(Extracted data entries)
========
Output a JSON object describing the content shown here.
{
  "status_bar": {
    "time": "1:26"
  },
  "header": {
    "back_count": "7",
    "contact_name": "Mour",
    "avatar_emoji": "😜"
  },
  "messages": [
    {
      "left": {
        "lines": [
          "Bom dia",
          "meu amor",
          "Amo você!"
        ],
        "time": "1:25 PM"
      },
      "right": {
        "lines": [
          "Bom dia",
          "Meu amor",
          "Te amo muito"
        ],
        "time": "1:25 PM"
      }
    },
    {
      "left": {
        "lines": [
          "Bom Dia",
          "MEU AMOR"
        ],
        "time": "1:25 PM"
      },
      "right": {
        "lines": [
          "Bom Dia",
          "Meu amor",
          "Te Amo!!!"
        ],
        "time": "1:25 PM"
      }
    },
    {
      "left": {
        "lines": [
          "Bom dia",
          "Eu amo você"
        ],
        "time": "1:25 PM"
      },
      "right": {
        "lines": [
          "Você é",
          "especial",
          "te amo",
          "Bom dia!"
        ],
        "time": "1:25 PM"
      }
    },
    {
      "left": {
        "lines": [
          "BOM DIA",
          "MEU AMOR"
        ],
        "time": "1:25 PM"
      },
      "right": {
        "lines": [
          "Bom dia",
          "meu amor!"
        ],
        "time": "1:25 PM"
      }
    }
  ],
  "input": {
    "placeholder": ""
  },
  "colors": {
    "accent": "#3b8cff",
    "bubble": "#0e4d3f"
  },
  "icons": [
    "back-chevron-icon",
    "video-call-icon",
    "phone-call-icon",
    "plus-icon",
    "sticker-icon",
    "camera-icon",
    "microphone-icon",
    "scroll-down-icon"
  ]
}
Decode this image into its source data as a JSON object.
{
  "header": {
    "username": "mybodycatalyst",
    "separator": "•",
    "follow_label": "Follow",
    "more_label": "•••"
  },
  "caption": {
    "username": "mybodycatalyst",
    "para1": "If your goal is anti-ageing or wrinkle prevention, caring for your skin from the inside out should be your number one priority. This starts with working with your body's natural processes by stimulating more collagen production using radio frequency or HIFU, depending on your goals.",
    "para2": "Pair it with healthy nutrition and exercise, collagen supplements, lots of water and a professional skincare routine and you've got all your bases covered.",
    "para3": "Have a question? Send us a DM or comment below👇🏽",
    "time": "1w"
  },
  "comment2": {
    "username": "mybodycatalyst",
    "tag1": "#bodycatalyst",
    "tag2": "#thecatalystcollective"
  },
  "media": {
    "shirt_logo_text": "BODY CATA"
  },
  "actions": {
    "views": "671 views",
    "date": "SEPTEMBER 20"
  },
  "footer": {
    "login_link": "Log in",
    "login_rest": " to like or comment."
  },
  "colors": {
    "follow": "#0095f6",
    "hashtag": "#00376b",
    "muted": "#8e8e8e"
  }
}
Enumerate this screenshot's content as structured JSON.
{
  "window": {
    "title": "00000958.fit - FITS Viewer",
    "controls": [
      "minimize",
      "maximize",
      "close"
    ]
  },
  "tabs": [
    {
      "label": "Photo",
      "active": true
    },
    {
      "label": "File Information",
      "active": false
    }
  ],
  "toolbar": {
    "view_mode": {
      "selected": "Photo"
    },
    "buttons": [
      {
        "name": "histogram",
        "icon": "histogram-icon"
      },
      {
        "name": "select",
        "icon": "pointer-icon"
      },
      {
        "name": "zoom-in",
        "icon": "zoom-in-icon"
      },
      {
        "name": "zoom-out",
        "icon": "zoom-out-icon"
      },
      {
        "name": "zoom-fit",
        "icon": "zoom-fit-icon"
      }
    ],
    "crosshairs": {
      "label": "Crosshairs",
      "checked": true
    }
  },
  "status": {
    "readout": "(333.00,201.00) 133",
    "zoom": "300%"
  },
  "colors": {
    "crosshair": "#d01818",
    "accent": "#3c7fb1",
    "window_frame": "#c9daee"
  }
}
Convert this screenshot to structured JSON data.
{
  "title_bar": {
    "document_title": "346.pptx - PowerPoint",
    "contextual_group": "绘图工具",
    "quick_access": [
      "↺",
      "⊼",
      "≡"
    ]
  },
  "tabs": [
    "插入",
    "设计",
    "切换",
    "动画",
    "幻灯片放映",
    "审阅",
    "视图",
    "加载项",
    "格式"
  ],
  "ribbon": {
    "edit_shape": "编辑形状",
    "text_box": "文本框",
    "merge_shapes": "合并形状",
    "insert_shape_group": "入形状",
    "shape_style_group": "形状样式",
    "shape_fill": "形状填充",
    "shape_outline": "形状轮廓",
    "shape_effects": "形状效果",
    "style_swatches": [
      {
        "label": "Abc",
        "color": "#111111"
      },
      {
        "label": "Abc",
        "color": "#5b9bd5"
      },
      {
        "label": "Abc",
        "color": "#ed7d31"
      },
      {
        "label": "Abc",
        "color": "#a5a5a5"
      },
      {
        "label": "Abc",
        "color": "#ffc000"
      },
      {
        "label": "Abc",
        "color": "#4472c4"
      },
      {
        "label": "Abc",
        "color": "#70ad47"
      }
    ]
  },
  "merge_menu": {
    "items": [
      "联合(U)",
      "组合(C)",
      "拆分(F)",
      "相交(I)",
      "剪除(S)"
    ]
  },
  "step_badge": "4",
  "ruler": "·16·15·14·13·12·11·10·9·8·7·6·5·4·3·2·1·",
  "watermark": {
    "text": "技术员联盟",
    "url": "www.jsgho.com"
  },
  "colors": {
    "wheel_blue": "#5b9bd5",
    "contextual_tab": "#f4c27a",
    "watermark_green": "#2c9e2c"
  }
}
========
◆ **Exercise**:
From the entries above, collect every line with the string "screenshot" in it.

◆ **Exercise response**:
Enumerate this screenshot's content as structured JSON.
Convert this screenshot to structured JSON data.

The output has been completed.